WHAT THE TASK ASKS »
What follows is a set of records, each of which is to be written out exactly.

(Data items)
---+---

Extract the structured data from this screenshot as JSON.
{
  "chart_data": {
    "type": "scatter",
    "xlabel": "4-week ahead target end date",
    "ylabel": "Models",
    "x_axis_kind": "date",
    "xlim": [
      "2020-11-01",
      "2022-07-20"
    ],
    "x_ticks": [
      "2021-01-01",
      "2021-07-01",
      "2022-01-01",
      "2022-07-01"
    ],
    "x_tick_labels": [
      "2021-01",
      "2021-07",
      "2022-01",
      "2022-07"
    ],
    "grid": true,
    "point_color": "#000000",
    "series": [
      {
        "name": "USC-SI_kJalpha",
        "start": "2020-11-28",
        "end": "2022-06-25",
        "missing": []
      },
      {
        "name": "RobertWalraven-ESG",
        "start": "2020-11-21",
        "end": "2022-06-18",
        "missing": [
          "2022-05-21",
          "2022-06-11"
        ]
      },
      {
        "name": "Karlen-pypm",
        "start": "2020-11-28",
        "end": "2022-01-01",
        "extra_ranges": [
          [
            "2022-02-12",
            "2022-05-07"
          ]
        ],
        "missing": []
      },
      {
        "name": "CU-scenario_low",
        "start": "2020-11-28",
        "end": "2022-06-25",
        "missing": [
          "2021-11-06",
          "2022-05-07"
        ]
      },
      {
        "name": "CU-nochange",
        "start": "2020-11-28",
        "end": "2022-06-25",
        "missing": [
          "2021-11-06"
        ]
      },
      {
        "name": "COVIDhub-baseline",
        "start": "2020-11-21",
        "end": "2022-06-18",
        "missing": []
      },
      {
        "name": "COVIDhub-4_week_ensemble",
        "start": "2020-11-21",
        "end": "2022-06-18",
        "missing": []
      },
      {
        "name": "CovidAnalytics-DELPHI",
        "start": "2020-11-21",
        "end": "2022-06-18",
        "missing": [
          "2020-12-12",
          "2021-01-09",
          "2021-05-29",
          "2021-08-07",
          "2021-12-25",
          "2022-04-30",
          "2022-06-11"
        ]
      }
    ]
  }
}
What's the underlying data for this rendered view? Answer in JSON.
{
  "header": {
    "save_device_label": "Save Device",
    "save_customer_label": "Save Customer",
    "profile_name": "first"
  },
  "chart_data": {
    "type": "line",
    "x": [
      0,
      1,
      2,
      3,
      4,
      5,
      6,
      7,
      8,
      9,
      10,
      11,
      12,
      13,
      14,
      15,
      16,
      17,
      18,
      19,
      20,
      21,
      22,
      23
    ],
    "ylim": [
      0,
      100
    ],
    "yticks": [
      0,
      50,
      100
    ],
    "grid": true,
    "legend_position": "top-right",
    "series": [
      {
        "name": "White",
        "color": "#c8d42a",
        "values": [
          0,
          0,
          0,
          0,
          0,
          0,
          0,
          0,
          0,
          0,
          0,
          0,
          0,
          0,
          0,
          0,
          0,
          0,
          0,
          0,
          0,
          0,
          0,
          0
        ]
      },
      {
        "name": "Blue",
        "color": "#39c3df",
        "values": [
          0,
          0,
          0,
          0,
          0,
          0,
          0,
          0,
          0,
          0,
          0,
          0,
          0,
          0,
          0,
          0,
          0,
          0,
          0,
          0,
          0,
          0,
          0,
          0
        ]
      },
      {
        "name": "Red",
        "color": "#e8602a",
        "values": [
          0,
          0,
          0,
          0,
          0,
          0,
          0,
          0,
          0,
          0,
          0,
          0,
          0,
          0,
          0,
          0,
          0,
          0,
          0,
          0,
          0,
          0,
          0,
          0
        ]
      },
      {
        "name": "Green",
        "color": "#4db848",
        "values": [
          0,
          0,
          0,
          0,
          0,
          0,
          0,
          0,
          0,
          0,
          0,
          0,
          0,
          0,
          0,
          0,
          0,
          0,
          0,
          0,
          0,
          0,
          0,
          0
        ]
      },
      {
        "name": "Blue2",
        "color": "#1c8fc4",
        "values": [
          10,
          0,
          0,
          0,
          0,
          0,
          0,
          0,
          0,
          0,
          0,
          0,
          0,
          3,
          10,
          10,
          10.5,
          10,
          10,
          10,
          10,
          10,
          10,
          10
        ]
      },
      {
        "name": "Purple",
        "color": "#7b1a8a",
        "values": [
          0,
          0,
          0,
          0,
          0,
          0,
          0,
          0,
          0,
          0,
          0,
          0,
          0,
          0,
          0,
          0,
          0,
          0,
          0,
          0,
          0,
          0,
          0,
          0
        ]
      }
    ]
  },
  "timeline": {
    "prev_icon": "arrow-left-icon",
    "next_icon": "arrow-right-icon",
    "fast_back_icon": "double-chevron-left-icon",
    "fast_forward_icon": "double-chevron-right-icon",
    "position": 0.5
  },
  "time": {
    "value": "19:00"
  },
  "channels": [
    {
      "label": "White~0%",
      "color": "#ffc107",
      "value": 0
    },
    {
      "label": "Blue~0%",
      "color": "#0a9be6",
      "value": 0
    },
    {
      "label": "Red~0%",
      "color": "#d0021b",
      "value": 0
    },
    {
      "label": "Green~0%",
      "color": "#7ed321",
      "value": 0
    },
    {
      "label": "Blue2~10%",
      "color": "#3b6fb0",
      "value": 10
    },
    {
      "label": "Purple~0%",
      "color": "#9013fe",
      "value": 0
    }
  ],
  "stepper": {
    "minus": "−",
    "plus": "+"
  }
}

---+---

WRITTEN RESPONSE »
Extract the structured data from this screenshot as JSON.
{
  "chart_data": {
    "type": "scatter",
    "xlabel": "4-week ahead target end date",
    "ylabel": "Models",
    "x_axis_kind": "date",
    "xlim": [
      "2020-11-01",
      "2022-07-20"
    ],
    "x_ticks": [
      "2021-01-01",
      "2021-07-01",
      "2022-01-01",
      "2022-07-01"
    ],
    "x_tick_labels": [
      "2021-01",
      "2021-07",
      "2022-01",
      "2022-07"
    ],
    "grid": true,
    "point_color": "#000000",
    "series": [
      {
        "name": "USC-SI_kJalpha",
        "start": "2020-11-28",
        "end": "2022-06-25",
        "missing": []
      },
      {
        "name": "RobertWalraven-ESG",
        "start": "2020-11-21",
        "end": "2022-06-18",
        "missing": [
          "2022-05-21",
          "2022-06-11"
        ]
      },
      {
        "name": "Karlen-pypm",
        "start": "2020-11-28",
        "end": "2022-01-01",
        "extra_ranges": [
          [
            "2022-02-12",
            "2022-05-07"
          ]
        ],
        "missing": []
      },
      {
        "name": "CU-scenario_low",
        "start": "2020-11-28",
        "end": "2022-06-25",
        "missing": [
          "2021-11-06",
          "2022-05-07"
        ]
      },
      {
        "name": "CU-nochange",
        "start": "2020-11-28",
        "end": "2022-06-25",
        "missing": [
          "2021-11-06"
        ]
      },
      {
        "name": "COVIDhub-baseline",
        "start": "2020-11-21",
        "end": "2022-06-18",
        "missing": []
      },
      {
        "name": "COVIDhub-4_week_ensemble",
        "start": "2020-11-21",
        "end": "2022-06-18",
        "missing": []
      },
      {
        "name": "CovidAnalytics-DELPHI",
        "start": "2020-11-21",
        "end": "2022-06-18",
        "missing": [
          "2020-12-12",
          "2021-01-09",
          "2021-05-29",
          "2021-08-07",
          "2021-12-25",
          "2022-04-30",
          "2022-06-11"
        ]
      }
    ]
  }
}
What's the underlying data for this rendered view? Answer in JSON.
{
  "header": {
    "save_device_label": "Save Device",
    "save_customer_label": "Save Customer",
    "profile_name": "first"
  },
  "chart_data": {
    "type": "line",
    "x": [
      0,
      1,
      2,
      3,
      4,
      5,
      6,
      7,
      8,
      9,
      10,
      11,
      12,
      13,
      14,
      15,
      16,
      17,
      18,
      19,
      20,
      21,
      22,
      23
    ],
    "ylim": [
      0,
      100
    ],
    "yticks": [
      0,
      50,
      100
    ],
    "grid": true,
    "legend_position": "top-right",
    "series": [
      {
        "name": "White",
        "color": "#c8d42a",
        "values": [
          0,
          0,
          0,
          0,
          0,
          0,
          0,
          0,
          0,
          0,
          0,
          0,
          0,
          0,
          0,
          0,
          0,
          0,
          0,
          0,
          0,
          0,
          0,
          0
        ]
      },
      {
        "name": "Blue",
        "color": "#39c3df",
        "values": [
          0,
          0,
          0,
          0,
          0,
          0,
          0,
          0,
          0,
          0,
          0,
          0,
          0,
          0,
          0,
          0,
          0,
          0,
          0,
          0,
          0,
          0,
          0,
          0
        ]
      },
      {
        "name": "Red",
        "color": "#e8602a",
        "values": [
          0,
          0,
          0,
          0,
          0,
          0,
          0,
          0,
          0,
          0,
          0,
          0,
          0,
          0,
          0,
          0,
          0,
          0,
          0,
          0,
          0,
          0,
          0,
          0
        ]
      },
      {
        "name": "Green",
        "color": "#4db848",
        "values": [
          0,
          0,
          0,
          0,
          0,
          0,
          0,
          0,
          0,
          0,
          0,
          0,
          0,
          0,
          0,
          0,
          0,
          0,
          0,
          0,
          0,
          0,
          0,
          0
        ]
      },
      {
        "name": "Blue2",
        "color": "#1c8fc4",
        "values": [
          10,
          0,
          0,
          0,
          0,
          0,
          0,
          0,
          0,
          0,
          0,
          0,
          0,
          3,
          10,
          10,
          10.5,
          10,
          10,
          10,
          10,
          10,
          10,
          10
        ]
      },
      {
        "name": "Purple",
        "color": "#7b1a8a",
        "values": [
          0,
          0,
          0,
          0,
          0,
          0,
          0,
          0,
          0,
          0,
          0,
          0,
          0,
          0,
          0,
          0,
          0,
          0,
          0,
          0,
          0,
          0,
          0,
          0
        ]
      }
    ]
  },
  "timeline": {
    "prev_icon": "arrow-left-icon",
    "next_icon": "arrow-right-icon",
    "fast_back_icon": "double-chevron-left-icon",
    "fast_forward_icon": "double-chevron-right-icon",
    "position": 0.5
  },
  "time": {
    "value": "19:00"
  },
  "channels": [
    {
      "label": "White~0%",
      "color": "#ffc107",
      "value": 0
    },
    {
      "label": "Blue~0%",
      "color": "#0a9be6",
      "value": 0
    },
    {
      "label": "Red~0%",
      "color": "#d0021b",
      "value": 0
    },
    {
      "label": "Green~0%",
      "color": "#7ed321",
      "value": 0
    },
    {
      "label": "Blue2~10%",
      "color": "#3b6fb0",
      "value": 10
    },
    {
      "label": "Purple~0%",
      "color": "#9013fe",
      "value": 0
    }
  ],
  "stepper": {
    "minus": "−",
    "plus": "+"
  }
}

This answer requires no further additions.